From the entries below, gather each line containing the word "srcs".

▽

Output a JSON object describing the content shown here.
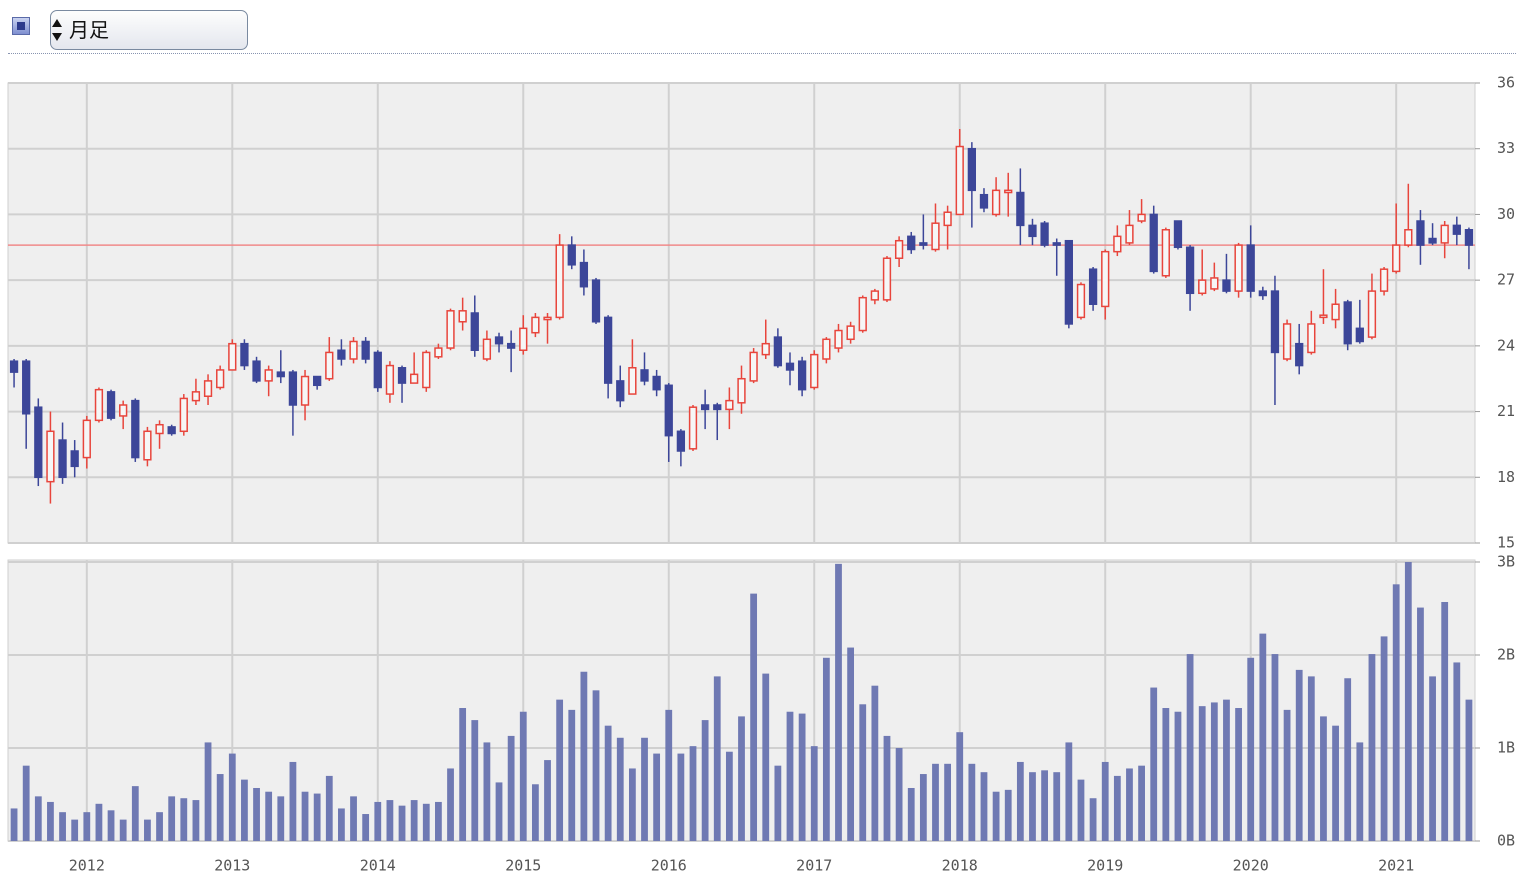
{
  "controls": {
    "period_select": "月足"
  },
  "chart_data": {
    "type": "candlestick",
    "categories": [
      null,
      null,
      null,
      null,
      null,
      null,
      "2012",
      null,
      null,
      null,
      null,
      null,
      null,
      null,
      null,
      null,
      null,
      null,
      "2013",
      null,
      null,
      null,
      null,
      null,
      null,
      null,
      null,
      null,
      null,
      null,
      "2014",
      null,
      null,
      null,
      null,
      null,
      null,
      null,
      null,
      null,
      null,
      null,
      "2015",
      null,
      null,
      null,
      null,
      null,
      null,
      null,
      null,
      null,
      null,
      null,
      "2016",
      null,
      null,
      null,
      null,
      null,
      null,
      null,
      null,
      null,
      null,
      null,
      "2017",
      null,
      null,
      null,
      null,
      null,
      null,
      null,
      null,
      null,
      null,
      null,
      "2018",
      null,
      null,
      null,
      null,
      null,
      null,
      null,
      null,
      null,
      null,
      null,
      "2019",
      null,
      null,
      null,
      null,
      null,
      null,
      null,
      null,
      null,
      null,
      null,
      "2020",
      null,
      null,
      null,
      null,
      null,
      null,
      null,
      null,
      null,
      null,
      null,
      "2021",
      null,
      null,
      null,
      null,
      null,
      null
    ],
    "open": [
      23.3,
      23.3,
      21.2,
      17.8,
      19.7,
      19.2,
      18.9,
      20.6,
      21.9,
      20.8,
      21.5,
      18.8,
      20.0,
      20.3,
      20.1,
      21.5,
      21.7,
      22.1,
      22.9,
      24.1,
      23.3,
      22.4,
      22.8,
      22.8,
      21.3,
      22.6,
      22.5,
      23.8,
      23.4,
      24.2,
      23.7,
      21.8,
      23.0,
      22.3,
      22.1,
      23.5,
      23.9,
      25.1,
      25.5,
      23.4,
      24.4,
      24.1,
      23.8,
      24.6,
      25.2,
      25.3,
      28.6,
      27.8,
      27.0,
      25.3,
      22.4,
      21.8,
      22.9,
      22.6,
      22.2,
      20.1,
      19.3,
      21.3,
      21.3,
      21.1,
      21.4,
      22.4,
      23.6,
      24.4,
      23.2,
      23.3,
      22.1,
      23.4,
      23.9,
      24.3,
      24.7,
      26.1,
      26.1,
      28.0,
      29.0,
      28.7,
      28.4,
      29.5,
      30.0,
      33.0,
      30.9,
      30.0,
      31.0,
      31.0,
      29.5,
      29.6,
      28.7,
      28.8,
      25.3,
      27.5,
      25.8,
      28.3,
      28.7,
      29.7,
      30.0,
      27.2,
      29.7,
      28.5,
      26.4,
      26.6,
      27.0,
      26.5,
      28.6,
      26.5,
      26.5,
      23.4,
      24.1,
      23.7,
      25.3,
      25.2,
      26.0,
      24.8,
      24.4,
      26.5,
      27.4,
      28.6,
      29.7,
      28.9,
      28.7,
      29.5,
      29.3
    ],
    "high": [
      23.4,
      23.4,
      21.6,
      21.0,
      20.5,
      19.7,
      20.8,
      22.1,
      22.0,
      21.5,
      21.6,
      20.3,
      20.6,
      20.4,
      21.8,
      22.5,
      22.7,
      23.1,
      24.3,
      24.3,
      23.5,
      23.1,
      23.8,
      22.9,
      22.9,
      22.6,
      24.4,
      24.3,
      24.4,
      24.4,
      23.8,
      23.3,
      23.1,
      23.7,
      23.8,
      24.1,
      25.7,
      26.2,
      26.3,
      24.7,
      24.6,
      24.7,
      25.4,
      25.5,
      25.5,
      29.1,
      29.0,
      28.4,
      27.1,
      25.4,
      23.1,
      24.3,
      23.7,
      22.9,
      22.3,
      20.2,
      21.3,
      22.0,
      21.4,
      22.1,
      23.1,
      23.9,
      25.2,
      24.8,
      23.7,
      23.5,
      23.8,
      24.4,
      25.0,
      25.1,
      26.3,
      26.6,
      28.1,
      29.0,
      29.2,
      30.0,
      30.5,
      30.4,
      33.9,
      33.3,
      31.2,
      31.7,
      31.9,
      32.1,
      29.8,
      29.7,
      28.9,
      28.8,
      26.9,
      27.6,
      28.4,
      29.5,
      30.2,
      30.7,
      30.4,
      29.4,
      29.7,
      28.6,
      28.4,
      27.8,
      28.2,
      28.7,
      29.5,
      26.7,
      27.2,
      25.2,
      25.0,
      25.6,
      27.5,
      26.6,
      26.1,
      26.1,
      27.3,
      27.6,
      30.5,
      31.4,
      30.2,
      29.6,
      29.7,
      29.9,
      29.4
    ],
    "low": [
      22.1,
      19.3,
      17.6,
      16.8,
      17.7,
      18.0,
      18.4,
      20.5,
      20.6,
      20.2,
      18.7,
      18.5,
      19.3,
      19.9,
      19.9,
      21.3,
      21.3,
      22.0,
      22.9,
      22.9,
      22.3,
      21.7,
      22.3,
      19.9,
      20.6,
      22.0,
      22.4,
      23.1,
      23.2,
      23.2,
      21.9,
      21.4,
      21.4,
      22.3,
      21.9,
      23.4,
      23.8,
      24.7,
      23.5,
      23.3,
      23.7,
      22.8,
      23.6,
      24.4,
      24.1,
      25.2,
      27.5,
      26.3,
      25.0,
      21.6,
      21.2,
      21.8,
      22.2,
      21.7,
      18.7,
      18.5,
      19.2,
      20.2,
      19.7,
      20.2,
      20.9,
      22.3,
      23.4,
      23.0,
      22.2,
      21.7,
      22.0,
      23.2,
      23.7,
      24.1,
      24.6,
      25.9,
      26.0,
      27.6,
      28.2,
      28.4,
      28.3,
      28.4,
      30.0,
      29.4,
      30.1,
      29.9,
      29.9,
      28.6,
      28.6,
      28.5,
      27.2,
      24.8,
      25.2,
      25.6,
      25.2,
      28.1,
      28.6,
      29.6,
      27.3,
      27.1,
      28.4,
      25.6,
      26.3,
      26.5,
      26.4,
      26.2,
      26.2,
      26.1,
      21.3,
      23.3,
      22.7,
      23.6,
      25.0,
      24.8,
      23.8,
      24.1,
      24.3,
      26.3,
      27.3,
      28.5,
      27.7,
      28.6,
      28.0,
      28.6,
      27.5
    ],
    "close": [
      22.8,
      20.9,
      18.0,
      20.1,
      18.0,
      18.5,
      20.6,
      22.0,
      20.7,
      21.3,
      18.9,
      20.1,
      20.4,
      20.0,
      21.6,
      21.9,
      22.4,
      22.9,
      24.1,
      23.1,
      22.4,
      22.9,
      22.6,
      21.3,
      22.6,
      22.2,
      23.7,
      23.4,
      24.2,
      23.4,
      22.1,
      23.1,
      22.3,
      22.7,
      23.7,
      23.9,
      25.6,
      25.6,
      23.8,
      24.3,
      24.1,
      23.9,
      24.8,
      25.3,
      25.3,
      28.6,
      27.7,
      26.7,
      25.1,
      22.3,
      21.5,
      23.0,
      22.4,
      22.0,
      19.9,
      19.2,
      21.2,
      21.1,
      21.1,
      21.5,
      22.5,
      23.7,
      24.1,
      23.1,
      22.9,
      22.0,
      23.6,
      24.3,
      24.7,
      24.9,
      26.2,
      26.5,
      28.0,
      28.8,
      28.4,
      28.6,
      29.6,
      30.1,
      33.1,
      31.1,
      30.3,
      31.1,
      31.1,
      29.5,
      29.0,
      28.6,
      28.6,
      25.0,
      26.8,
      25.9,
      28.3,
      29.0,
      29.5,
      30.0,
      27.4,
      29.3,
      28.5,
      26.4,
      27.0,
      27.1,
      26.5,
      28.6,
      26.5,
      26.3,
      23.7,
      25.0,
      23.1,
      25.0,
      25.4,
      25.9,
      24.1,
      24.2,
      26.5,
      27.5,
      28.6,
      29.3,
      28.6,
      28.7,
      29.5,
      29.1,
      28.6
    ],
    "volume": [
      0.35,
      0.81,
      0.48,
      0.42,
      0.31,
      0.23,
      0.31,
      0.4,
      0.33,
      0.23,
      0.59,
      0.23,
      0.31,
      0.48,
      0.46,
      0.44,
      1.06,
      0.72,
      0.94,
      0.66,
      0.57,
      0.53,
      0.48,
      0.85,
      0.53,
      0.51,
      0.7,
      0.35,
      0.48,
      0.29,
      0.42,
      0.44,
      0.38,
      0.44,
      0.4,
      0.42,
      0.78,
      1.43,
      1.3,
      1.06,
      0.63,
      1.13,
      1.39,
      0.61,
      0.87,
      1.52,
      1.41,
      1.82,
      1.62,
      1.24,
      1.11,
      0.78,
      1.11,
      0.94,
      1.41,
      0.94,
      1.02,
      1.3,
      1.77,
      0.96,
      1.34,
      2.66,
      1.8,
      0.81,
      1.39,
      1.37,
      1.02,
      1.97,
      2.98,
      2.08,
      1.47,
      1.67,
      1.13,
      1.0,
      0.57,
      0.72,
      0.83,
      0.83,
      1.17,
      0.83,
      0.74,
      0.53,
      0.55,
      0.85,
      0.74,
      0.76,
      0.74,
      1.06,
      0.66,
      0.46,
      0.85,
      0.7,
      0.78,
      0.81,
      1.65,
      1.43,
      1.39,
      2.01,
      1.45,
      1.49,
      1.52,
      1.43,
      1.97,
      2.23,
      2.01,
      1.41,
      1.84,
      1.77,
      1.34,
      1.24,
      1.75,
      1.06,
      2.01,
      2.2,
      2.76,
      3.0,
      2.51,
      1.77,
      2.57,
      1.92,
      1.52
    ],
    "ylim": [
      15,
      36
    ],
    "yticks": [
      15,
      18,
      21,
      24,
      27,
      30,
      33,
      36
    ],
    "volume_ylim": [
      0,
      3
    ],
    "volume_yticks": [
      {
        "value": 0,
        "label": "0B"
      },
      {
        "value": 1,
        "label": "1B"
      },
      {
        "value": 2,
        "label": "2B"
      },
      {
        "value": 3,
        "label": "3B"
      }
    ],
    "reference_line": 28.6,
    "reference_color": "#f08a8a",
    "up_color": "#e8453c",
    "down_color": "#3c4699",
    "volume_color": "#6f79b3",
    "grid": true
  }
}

△
▽

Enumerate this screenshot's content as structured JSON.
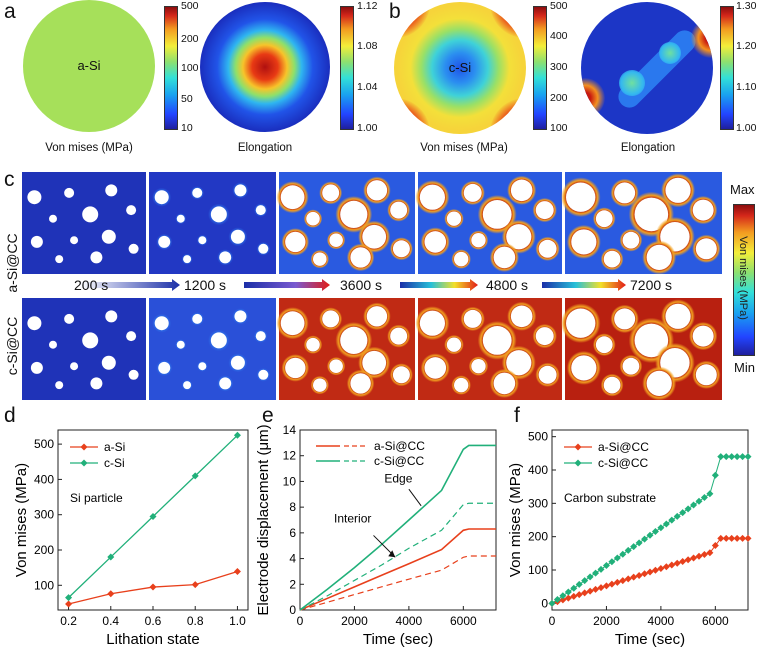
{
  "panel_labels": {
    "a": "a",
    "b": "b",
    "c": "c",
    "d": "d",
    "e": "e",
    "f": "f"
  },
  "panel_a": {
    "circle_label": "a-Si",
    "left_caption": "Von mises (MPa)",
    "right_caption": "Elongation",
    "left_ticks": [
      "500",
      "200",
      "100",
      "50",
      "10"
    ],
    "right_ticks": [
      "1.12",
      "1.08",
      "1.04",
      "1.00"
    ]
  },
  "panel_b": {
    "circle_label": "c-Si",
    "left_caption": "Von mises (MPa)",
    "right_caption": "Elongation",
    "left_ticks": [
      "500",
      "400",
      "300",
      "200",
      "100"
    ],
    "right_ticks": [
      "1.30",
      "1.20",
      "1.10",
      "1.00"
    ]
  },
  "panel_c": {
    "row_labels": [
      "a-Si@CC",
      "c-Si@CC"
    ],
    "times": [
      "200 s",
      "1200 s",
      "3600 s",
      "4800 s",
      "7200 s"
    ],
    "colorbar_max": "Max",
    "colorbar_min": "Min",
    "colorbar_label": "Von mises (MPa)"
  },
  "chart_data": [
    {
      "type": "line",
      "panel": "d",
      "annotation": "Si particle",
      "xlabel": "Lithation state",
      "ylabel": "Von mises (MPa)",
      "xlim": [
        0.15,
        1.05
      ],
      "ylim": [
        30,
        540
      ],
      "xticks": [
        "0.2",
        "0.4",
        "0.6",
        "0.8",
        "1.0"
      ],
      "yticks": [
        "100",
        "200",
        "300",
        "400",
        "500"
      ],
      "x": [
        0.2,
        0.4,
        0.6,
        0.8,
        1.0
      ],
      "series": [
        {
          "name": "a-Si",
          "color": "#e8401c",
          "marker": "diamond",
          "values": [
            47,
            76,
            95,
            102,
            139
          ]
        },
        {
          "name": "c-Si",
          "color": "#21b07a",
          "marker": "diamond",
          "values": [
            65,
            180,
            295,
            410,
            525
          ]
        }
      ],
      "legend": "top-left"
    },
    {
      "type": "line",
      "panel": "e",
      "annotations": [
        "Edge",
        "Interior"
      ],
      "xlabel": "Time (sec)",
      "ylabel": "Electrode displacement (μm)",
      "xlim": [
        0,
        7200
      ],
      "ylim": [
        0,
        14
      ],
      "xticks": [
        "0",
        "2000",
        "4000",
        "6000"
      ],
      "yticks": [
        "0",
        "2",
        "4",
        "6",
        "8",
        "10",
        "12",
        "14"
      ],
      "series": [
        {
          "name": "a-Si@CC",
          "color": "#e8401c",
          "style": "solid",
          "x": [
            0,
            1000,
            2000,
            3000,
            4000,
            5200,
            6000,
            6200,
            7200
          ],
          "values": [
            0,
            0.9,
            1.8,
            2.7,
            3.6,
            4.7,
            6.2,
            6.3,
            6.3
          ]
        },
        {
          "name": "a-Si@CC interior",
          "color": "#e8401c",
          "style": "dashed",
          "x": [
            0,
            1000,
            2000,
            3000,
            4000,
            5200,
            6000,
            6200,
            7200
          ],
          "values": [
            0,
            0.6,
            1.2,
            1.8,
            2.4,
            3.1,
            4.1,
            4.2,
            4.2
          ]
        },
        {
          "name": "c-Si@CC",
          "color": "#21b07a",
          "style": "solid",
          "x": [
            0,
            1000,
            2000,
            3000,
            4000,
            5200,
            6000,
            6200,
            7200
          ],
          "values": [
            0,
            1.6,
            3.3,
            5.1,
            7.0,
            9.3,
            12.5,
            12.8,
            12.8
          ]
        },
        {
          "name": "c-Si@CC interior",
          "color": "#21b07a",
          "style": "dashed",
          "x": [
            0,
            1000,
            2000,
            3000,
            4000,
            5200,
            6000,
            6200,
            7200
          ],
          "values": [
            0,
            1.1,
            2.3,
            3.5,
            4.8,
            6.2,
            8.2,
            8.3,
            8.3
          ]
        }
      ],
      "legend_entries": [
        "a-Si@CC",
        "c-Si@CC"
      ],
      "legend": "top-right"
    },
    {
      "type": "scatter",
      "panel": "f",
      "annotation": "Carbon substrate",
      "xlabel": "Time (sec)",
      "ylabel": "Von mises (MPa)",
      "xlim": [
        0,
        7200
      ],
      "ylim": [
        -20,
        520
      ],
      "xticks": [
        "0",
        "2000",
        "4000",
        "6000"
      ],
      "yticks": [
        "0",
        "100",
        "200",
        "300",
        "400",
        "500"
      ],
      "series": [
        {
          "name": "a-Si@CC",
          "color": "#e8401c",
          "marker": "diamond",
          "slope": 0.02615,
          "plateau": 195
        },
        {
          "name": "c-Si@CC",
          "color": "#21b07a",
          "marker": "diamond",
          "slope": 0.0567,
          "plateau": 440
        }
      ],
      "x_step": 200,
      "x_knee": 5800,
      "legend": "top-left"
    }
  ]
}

△
▽

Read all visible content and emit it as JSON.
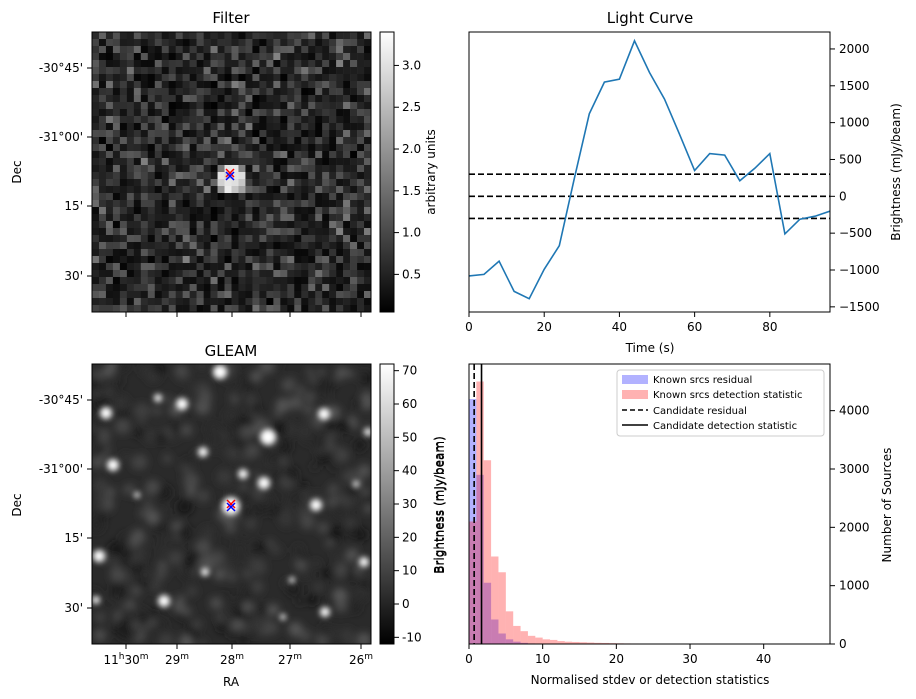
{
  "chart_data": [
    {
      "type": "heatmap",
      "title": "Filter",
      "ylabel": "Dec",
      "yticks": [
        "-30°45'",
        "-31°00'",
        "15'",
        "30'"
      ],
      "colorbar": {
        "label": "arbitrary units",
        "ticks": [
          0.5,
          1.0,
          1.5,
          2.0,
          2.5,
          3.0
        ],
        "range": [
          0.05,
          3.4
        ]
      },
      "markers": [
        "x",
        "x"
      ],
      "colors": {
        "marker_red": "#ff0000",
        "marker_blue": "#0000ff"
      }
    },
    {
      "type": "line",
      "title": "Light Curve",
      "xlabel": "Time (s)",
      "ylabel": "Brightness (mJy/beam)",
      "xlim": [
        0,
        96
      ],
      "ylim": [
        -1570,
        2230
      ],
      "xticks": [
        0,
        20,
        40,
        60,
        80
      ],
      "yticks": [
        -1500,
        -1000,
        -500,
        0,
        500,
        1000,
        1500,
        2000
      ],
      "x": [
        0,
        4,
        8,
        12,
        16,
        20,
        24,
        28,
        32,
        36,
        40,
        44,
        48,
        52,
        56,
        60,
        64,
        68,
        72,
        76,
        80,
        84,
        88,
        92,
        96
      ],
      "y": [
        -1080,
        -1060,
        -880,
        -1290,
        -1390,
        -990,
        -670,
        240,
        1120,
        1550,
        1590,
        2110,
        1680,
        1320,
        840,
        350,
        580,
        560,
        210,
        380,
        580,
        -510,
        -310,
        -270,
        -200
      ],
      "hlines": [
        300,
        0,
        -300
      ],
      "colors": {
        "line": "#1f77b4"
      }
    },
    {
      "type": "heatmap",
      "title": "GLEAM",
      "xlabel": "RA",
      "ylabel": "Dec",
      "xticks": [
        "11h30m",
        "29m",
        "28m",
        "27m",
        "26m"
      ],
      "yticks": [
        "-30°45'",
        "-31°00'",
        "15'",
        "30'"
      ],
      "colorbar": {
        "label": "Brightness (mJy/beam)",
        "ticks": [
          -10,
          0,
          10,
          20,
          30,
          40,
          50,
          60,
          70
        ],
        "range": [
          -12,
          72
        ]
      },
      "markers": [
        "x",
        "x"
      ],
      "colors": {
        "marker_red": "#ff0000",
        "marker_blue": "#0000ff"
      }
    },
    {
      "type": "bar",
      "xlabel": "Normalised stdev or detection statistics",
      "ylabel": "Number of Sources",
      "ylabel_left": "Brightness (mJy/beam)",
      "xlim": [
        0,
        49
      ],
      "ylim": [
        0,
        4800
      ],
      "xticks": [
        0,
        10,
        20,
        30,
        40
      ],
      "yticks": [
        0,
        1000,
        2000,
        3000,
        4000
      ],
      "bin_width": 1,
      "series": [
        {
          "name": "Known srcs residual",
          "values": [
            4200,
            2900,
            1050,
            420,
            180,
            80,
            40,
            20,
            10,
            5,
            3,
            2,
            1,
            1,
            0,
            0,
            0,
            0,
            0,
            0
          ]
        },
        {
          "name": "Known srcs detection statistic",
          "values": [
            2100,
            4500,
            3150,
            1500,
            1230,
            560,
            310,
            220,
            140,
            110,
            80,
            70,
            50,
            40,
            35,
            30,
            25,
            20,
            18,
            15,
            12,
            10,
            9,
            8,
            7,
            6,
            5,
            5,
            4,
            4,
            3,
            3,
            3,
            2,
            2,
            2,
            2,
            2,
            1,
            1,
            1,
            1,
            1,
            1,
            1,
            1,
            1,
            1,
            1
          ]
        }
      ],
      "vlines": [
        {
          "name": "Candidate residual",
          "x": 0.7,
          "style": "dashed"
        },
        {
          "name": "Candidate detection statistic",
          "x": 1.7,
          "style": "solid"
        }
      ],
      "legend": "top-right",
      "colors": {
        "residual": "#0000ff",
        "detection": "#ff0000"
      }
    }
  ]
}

△

FINAL ANSWER:
          "name": "Known srcs residual",
          "name": "Known srcs detection statistic",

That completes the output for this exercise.